▸ WHAT IS REQUIRED: Quote the lines of the following entries exactly, from the first line to the last.

▸ Excerpts from a layout annotation set:
--- BEGIN ---
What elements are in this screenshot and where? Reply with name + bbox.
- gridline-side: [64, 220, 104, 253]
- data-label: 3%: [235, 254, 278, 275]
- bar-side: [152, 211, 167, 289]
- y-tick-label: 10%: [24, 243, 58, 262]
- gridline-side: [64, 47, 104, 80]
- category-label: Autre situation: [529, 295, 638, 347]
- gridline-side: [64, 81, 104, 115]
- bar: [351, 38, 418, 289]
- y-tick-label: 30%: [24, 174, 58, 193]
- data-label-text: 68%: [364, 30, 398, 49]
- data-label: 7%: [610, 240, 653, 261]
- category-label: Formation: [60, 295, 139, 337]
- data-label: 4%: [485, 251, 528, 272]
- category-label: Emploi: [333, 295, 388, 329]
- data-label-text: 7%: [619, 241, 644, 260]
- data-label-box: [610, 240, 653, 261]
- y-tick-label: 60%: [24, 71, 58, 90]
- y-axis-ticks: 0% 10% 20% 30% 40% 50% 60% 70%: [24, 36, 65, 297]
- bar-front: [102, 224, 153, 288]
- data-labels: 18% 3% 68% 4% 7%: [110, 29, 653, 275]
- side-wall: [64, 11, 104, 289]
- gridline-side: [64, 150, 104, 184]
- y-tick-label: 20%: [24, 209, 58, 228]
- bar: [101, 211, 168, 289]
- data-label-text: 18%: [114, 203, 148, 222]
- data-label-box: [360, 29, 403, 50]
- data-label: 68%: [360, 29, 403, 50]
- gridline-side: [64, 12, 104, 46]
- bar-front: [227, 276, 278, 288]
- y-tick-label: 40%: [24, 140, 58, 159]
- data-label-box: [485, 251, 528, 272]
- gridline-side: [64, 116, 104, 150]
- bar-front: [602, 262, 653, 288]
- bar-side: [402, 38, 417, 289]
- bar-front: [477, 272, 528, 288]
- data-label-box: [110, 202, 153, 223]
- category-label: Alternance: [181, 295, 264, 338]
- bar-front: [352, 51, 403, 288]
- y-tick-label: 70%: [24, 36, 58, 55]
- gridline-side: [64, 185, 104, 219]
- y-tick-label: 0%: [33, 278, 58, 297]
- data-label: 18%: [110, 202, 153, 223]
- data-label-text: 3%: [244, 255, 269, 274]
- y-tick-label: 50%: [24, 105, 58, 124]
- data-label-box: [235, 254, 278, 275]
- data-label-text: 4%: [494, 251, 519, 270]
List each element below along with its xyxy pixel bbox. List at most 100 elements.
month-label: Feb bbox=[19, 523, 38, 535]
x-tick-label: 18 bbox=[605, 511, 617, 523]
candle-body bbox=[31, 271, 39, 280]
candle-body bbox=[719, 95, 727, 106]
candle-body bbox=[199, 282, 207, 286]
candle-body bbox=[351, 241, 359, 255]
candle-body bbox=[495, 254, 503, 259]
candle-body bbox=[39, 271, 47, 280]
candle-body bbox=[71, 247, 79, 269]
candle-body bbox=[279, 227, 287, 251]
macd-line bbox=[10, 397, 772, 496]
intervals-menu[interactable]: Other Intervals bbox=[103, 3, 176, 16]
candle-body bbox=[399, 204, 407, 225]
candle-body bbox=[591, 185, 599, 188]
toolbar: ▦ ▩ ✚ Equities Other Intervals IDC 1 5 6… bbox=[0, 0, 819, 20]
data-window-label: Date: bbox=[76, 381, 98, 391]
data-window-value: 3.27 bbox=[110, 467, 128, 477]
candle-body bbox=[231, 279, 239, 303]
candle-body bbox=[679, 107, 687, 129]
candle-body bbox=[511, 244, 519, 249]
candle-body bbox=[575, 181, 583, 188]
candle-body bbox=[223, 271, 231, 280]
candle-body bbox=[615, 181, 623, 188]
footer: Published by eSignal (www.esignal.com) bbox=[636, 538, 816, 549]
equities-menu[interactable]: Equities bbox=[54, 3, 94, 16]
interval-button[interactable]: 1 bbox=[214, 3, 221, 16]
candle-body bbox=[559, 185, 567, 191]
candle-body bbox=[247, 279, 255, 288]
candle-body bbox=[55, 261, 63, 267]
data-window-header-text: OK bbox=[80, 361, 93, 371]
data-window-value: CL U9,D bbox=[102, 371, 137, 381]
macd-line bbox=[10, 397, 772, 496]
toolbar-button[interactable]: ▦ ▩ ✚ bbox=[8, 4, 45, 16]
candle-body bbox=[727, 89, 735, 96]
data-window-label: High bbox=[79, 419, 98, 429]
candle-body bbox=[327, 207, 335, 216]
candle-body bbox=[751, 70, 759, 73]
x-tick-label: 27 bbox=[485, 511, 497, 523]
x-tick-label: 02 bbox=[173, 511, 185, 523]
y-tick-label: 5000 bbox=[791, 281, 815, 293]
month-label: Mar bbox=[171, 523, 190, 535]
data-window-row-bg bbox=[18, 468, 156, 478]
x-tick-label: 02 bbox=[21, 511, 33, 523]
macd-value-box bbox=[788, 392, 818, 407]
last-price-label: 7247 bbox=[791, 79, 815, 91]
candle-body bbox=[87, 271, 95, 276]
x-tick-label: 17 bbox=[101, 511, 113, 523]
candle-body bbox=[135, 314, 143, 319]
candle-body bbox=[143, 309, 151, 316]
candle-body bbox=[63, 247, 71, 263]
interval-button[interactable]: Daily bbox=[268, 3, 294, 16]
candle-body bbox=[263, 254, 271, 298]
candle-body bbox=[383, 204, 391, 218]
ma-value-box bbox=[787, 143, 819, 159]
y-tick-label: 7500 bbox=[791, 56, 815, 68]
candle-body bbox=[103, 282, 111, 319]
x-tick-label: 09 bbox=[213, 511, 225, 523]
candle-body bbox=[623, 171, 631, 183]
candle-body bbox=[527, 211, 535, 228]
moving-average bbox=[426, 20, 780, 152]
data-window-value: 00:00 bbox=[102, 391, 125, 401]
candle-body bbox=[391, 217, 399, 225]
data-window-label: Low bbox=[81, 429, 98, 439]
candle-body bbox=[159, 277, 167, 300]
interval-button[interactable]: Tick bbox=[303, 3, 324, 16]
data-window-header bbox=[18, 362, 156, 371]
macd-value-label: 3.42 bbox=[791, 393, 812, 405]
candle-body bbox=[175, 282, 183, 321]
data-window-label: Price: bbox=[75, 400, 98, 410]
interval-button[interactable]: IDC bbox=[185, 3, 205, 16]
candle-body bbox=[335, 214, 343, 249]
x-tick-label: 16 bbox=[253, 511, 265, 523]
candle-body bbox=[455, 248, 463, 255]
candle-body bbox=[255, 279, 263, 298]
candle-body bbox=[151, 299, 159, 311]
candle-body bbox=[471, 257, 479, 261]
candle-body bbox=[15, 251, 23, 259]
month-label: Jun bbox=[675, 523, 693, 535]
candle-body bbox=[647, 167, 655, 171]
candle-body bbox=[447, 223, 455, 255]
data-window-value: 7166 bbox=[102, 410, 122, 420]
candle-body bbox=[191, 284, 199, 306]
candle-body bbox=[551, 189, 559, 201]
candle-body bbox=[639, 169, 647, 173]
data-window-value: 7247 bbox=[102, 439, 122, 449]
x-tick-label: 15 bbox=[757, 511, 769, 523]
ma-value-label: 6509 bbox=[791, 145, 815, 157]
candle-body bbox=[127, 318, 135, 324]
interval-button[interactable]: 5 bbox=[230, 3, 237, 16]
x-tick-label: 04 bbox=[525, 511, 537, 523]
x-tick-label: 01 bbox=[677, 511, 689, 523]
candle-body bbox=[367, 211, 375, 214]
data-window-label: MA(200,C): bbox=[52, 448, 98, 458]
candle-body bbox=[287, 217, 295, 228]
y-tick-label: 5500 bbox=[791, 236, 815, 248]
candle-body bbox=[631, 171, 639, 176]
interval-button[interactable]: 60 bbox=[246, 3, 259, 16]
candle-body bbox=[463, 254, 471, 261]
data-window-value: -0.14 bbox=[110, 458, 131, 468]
--- END ---
▸ FULL OUTPUT:
What elements are in this screenshot and where? Reply with name + bbox.
- gridline-side: [64, 220, 104, 253]
- data-label: 3%: [235, 254, 278, 275]
- bar-side: [152, 211, 167, 289]
- y-tick-label: 10%: [24, 243, 58, 262]
- gridline-side: [64, 47, 104, 80]
- category-label: Autre situation: [529, 295, 638, 347]
- gridline-side: [64, 81, 104, 115]
- bar: [351, 38, 418, 289]
- y-tick-label: 30%: [24, 174, 58, 193]
- data-label-text: 68%: [364, 30, 398, 49]
- data-label: 7%: [610, 240, 653, 261]
- category-label: Formation: [60, 295, 139, 337]
- data-label: 4%: [485, 251, 528, 272]
- category-label: Emploi: [333, 295, 388, 329]
- data-label-text: 7%: [619, 241, 644, 260]
- data-label-box: [610, 240, 653, 261]
- y-tick-label: 60%: [24, 71, 58, 90]
- y-axis-ticks: 0% 10% 20% 30% 40% 50% 60% 70%: [24, 36, 65, 297]
- bar-front: [102, 224, 153, 288]
- data-labels: 18% 3% 68% 4% 7%: [110, 29, 653, 275]
- side-wall: [64, 11, 104, 289]
- gridline-side: [64, 150, 104, 184]
- y-tick-label: 20%: [24, 209, 58, 228]
- bar: [101, 211, 168, 289]
- data-label-text: 18%: [114, 203, 148, 222]
- data-label-box: [360, 29, 403, 50]
- data-label: 68%: [360, 29, 403, 50]
- gridline-side: [64, 12, 104, 46]
- bar-front: [227, 276, 278, 288]
- y-tick-label: 40%: [24, 140, 58, 159]
- data-label-box: [485, 251, 528, 272]
- gridline-side: [64, 116, 104, 150]
- bar-front: [602, 262, 653, 288]
- bar-side: [402, 38, 417, 289]
- bar-front: [477, 272, 528, 288]
- data-label-box: [110, 202, 153, 223]
- category-label: Alternance: [181, 295, 264, 338]
- bar-front: [352, 51, 403, 288]
- y-tick-label: 70%: [24, 36, 58, 55]
- gridline-side: [64, 185, 104, 219]
- y-tick-label: 0%: [33, 278, 58, 297]
- data-label: 18%: [110, 202, 153, 223]
- data-label-text: 3%: [244, 255, 269, 274]
- y-tick-label: 50%: [24, 105, 58, 124]
- data-label-box: [235, 254, 278, 275]
- data-label-text: 4%: [494, 251, 519, 270]
List each element below along with its xyxy pixel bbox. List at most 100 elements.
month-label: Feb bbox=[19, 523, 38, 535]
x-tick-label: 18 bbox=[605, 511, 617, 523]
candle-body bbox=[31, 271, 39, 280]
candle-body bbox=[719, 95, 727, 106]
candle-body bbox=[199, 282, 207, 286]
candle-body bbox=[351, 241, 359, 255]
candle-body bbox=[495, 254, 503, 259]
candle-body bbox=[39, 271, 47, 280]
candle-body bbox=[71, 247, 79, 269]
candle-body bbox=[279, 227, 287, 251]
macd-line bbox=[10, 397, 772, 496]
intervals-menu[interactable]: Other Intervals bbox=[103, 3, 176, 16]
candle-body bbox=[399, 204, 407, 225]
candle-body bbox=[591, 185, 599, 188]
toolbar: ▦ ▩ ✚ Equities Other Intervals IDC 1 5 6… bbox=[0, 0, 819, 20]
data-window-label: Date: bbox=[76, 381, 98, 391]
data-window-value: 3.27 bbox=[110, 467, 128, 477]
candle-body bbox=[231, 279, 239, 303]
candle-body bbox=[679, 107, 687, 129]
candle-body bbox=[511, 244, 519, 249]
candle-body bbox=[575, 181, 583, 188]
candle-body bbox=[223, 271, 231, 280]
candle-body bbox=[615, 181, 623, 188]
footer: Published by eSignal (www.esignal.com) bbox=[636, 538, 816, 549]
equities-menu[interactable]: Equities bbox=[54, 3, 94, 16]
interval-button[interactable]: 1 bbox=[214, 3, 221, 16]
candle-body bbox=[559, 185, 567, 191]
candle-body bbox=[247, 279, 255, 288]
candle-body bbox=[55, 261, 63, 267]
data-window-header-text: OK bbox=[80, 361, 93, 371]
data-window-value: CL U9,D bbox=[102, 371, 137, 381]
macd-line bbox=[10, 397, 772, 496]
toolbar-button[interactable]: ▦ ▩ ✚ bbox=[8, 4, 45, 16]
candle-body bbox=[727, 89, 735, 96]
data-window-label: High bbox=[79, 419, 98, 429]
candle-body bbox=[327, 207, 335, 216]
candle-body bbox=[751, 70, 759, 73]
x-tick-label: 27 bbox=[485, 511, 497, 523]
x-tick-label: 02 bbox=[173, 511, 185, 523]
y-tick-label: 5000 bbox=[791, 281, 815, 293]
month-label: Mar bbox=[171, 523, 190, 535]
data-window-row-bg bbox=[18, 468, 156, 478]
x-tick-label: 02 bbox=[21, 511, 33, 523]
macd-value-box bbox=[788, 392, 818, 407]
last-price-label: 7247 bbox=[791, 79, 815, 91]
candle-body bbox=[87, 271, 95, 276]
x-tick-label: 17 bbox=[101, 511, 113, 523]
candle-body bbox=[135, 314, 143, 319]
candle-body bbox=[143, 309, 151, 316]
candle-body bbox=[63, 247, 71, 263]
interval-button[interactable]: Daily bbox=[268, 3, 294, 16]
candle-body bbox=[263, 254, 271, 298]
candle-body bbox=[383, 204, 391, 218]
ma-value-box bbox=[787, 143, 819, 159]
y-tick-label: 7500 bbox=[791, 56, 815, 68]
candle-body bbox=[103, 282, 111, 319]
x-tick-label: 09 bbox=[213, 511, 225, 523]
candle-body bbox=[623, 171, 631, 183]
candle-body bbox=[527, 211, 535, 228]
moving-average bbox=[426, 20, 780, 152]
data-window-value: 00:00 bbox=[102, 391, 125, 401]
candle-body bbox=[391, 217, 399, 225]
data-window-label: Low bbox=[81, 429, 98, 439]
candle-body bbox=[159, 277, 167, 300]
interval-button[interactable]: Tick bbox=[303, 3, 324, 16]
data-window-header bbox=[18, 362, 156, 371]
macd-value-label: 3.42 bbox=[791, 393, 812, 405]
candle-body bbox=[175, 282, 183, 321]
data-window-label: Price: bbox=[75, 400, 98, 410]
interval-button[interactable]: IDC bbox=[185, 3, 205, 16]
candle-body bbox=[335, 214, 343, 249]
x-tick-label: 16 bbox=[253, 511, 265, 523]
candle-body bbox=[455, 248, 463, 255]
candle-body bbox=[255, 279, 263, 298]
candle-body bbox=[151, 299, 159, 311]
candle-body bbox=[471, 257, 479, 261]
candle-body bbox=[15, 251, 23, 259]
month-label: Jun bbox=[675, 523, 693, 535]
candle-body bbox=[647, 167, 655, 171]
candle-body bbox=[447, 223, 455, 255]
data-window-value: 7166 bbox=[102, 410, 122, 420]
candle-body bbox=[191, 284, 199, 306]
candle-body bbox=[551, 189, 559, 201]
candle-body bbox=[639, 169, 647, 173]
data-window-value: 7247 bbox=[102, 439, 122, 449]
x-tick-label: 15 bbox=[757, 511, 769, 523]
ma-value-label: 6509 bbox=[791, 145, 815, 157]
candle-body bbox=[127, 318, 135, 324]
interval-button[interactable]: 5 bbox=[230, 3, 237, 16]
x-tick-label: 04 bbox=[525, 511, 537, 523]
x-tick-label: 01 bbox=[677, 511, 689, 523]
candle-body bbox=[367, 211, 375, 214]
data-window-label: MA(200,C): bbox=[52, 448, 98, 458]
candle-body bbox=[287, 217, 295, 228]
y-tick-label: 5500 bbox=[791, 236, 815, 248]
candle-body bbox=[631, 171, 639, 176]
interval-button[interactable]: 60 bbox=[246, 3, 259, 16]
candle-body bbox=[463, 254, 471, 261]
data-window-value: -0.14 bbox=[110, 458, 131, 468]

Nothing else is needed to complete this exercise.